◆ What to produce
Reproduce all of the material word for word.
---------- Supplied material
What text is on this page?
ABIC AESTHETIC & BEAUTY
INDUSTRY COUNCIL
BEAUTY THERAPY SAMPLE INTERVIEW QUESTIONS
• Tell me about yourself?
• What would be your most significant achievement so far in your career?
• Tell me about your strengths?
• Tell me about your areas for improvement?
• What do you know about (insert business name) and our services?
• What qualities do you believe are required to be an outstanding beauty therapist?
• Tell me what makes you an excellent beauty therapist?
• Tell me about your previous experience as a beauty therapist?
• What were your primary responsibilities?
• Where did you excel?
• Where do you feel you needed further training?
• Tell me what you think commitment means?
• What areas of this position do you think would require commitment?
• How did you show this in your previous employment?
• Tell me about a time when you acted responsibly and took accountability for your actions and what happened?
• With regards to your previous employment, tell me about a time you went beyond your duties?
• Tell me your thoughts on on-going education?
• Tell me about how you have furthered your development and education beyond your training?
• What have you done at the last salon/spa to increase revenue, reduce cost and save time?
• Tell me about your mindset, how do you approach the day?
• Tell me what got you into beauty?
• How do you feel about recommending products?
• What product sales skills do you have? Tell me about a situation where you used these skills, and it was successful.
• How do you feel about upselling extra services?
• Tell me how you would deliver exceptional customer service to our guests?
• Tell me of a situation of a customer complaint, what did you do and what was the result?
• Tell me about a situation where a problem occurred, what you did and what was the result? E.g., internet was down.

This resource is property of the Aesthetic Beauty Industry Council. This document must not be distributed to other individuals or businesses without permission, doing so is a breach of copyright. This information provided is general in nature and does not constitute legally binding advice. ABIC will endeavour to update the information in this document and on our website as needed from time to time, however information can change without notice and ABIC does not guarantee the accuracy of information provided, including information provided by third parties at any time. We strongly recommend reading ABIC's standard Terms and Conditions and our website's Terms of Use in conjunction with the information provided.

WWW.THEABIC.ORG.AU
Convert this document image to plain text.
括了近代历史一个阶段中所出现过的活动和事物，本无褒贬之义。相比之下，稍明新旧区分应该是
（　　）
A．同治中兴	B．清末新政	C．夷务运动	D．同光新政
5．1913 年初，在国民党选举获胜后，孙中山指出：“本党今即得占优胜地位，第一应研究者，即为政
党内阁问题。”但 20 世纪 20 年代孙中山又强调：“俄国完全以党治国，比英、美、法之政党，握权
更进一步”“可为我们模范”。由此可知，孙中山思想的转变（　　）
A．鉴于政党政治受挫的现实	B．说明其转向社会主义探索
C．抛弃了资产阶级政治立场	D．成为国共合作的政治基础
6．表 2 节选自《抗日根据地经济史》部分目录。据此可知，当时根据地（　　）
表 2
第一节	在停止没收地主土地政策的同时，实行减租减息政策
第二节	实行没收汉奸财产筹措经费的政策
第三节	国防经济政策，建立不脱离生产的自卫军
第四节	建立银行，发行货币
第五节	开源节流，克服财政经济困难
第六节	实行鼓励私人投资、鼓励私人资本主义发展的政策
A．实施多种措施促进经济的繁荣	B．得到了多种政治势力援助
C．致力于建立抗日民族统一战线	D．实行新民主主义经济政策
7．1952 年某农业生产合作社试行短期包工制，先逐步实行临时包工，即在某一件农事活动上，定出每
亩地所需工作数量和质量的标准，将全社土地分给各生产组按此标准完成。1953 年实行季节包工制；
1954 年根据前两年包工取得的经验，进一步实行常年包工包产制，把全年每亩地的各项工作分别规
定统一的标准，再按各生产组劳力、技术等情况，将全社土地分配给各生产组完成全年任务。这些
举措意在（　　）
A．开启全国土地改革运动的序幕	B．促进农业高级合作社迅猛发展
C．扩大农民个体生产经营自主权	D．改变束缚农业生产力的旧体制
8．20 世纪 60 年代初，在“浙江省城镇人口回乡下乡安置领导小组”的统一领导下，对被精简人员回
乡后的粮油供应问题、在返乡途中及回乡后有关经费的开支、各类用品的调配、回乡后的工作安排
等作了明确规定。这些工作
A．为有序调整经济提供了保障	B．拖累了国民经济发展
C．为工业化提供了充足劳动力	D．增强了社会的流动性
--------------------
◆ Output of the exercise
What text is on this page?
ABIC AESTHETIC & BEAUTY
INDUSTRY COUNCIL
BEAUTY THERAPY SAMPLE INTERVIEW QUESTIONS
• Tell me about yourself?
• What would be your most significant achievement so far in your career?
• Tell me about your strengths?
• Tell me about your areas for improvement?
• What do you know about (insert business name) and our services?
• What qualities do you believe are required to be an outstanding beauty therapist?
• Tell me what makes you an excellent beauty therapist?
• Tell me about your previous experience as a beauty therapist?
• What were your primary responsibilities?
• Where did you excel?
• Where do you feel you needed further training?
• Tell me what you think commitment means?
• What areas of this position do you think would require commitment?
• How did you show this in your previous employment?
• Tell me about a time when you acted responsibly and took accountability for your actions and what happened?
• With regards to your previous employment, tell me about a time you went beyond your duties?
• Tell me your thoughts on on-going education?
• Tell me about how you have furthered your development and education beyond your training?
• What have you done at the last salon/spa to increase revenue, reduce cost and save time?
• Tell me about your mindset, how do you approach the day?
• Tell me what got you into beauty?
• How do you feel about recommending products?
• What product sales skills do you have? Tell me about a situation where you used these skills, and it was successful.
• How do you feel about upselling extra services?
• Tell me how you would deliver exceptional customer service to our guests?
• Tell me of a situation of a customer complaint, what did you do and what was the result?
• Tell me about a situation where a problem occurred, what you did and what was the result? E.g., internet was down.

This resource is property of the Aesthetic Beauty Industry Council. This document must not be distributed to other individuals or businesses without permission, doing so is a breach of copyright. This information provided is general in nature and does not constitute legally binding advice. ABIC will endeavour to update the information in this document and on our website as needed from time to time, however information can change without notice and ABIC does not guarantee the accuracy of information provided, including information provided by third parties at any time. We strongly recommend reading ABIC's standard Terms and Conditions and our website's Terms of Use in conjunction with the information provided.

WWW.THEABIC.ORG.AU
Convert this document image to plain text.
括了近代历史一个阶段中所出现过的活动和事物，本无褒贬之义。相比之下，稍明新旧区分应该是
（　　）
A．同治中兴	B．清末新政	C．夷务运动	D．同光新政
5．1913 年初，在国民党选举获胜后，孙中山指出：“本党今即得占优胜地位，第一应研究者，即为政
党内阁问题。”但 20 世纪 20 年代孙中山又强调：“俄国完全以党治国，比英、美、法之政党，握权
更进一步”“可为我们模范”。由此可知，孙中山思想的转变（　　）
A．鉴于政党政治受挫的现实	B．说明其转向社会主义探索
C．抛弃了资产阶级政治立场	D．成为国共合作的政治基础
6．表 2 节选自《抗日根据地经济史》部分目录。据此可知，当时根据地（　　）
表 2
第一节	在停止没收地主土地政策的同时，实行减租减息政策
第二节	实行没收汉奸财产筹措经费的政策
第三节	国防经济政策，建立不脱离生产的自卫军
第四节	建立银行，发行货币
第五节	开源节流，克服财政经济困难
第六节	实行鼓励私人投资、鼓励私人资本主义发展的政策
A．实施多种措施促进经济的繁荣	B．得到了多种政治势力援助
C．致力于建立抗日民族统一战线	D．实行新民主主义经济政策
7．1952 年某农业生产合作社试行短期包工制，先逐步实行临时包工，即在某一件农事活动上，定出每
亩地所需工作数量和质量的标准，将全社土地分给各生产组按此标准完成。1953 年实行季节包工制；
1954 年根据前两年包工取得的经验，进一步实行常年包工包产制，把全年每亩地的各项工作分别规
定统一的标准，再按各生产组劳力、技术等情况，将全社土地分配给各生产组完成全年任务。这些
举措意在（　　）
A．开启全国土地改革运动的序幕	B．促进农业高级合作社迅猛发展
C．扩大农民个体生产经营自主权	D．改变束缚农业生产力的旧体制
8．20 世纪 60 年代初，在“浙江省城镇人口回乡下乡安置领导小组”的统一领导下，对被精简人员回
乡后的粮油供应问题、在返乡途中及回乡后有关经费的开支、各类用品的调配、回乡后的工作安排
等作了明确规定。这些工作
A．为有序调整经济提供了保障	B．拖累了国民经济发展
C．为工业化提供了充足劳动力	D．增强了社会的流动性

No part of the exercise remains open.